- [WHAT YOU ARE ASKED TO DO]
Give the entries again, word for word.

- [DATASET EXCERPTS]
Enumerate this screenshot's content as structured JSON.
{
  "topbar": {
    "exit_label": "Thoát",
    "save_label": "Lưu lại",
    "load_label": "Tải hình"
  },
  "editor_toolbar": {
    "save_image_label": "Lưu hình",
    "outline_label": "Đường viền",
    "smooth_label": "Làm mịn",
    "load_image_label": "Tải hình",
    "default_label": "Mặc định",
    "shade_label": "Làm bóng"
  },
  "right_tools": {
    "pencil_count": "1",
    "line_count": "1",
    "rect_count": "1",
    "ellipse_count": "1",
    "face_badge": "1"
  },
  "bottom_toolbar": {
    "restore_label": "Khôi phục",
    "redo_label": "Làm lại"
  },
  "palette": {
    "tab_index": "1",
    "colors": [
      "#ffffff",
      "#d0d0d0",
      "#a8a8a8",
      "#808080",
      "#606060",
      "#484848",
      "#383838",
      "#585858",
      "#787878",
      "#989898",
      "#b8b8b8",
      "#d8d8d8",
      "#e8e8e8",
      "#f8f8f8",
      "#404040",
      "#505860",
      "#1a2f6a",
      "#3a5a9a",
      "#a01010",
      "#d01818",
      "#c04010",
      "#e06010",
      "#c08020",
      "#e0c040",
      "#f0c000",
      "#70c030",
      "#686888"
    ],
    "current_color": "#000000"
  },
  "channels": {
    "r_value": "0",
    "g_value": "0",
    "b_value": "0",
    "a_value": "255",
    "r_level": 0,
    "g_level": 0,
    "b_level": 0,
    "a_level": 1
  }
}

- [CORRECT RESPONSE]
Enumerate this screenshot's content as structured JSON.
{
  "topbar": {
    "exit_label": "Thoát",
    "save_label": "Lưu lại",
    "load_label": "Tải hình"
  },
  "editor_toolbar": {
    "save_image_label": "Lưu hình",
    "outline_label": "Đường viền",
    "smooth_label": "Làm mịn",
    "load_image_label": "Tải hình",
    "default_label": "Mặc định",
    "shade_label": "Làm bóng"
  },
  "right_tools": {
    "pencil_count": "1",
    "line_count": "1",
    "rect_count": "1",
    "ellipse_count": "1",
    "face_badge": "1"
  },
  "bottom_toolbar": {
    "restore_label": "Khôi phục",
    "redo_label": "Làm lại"
  },
  "palette": {
    "tab_index": "1",
    "colors": [
      "#ffffff",
      "#d0d0d0",
      "#a8a8a8",
      "#808080",
      "#606060",
      "#484848",
      "#383838",
      "#585858",
      "#787878",
      "#989898",
      "#b8b8b8",
      "#d8d8d8",
      "#e8e8e8",
      "#f8f8f8",
      "#404040",
      "#505860",
      "#1a2f6a",
      "#3a5a9a",
      "#a01010",
      "#d01818",
      "#c04010",
      "#e06010",
      "#c08020",
      "#e0c040",
      "#f0c000",
      "#70c030",
      "#686888"
    ],
    "current_color": "#000000"
  },
  "channels": {
    "r_value": "0",
    "g_value": "0",
    "b_value": "0",
    "a_value": "255",
    "r_level": 0,
    "g_level": 0,
    "b_level": 0,
    "a_level": 1
  }
}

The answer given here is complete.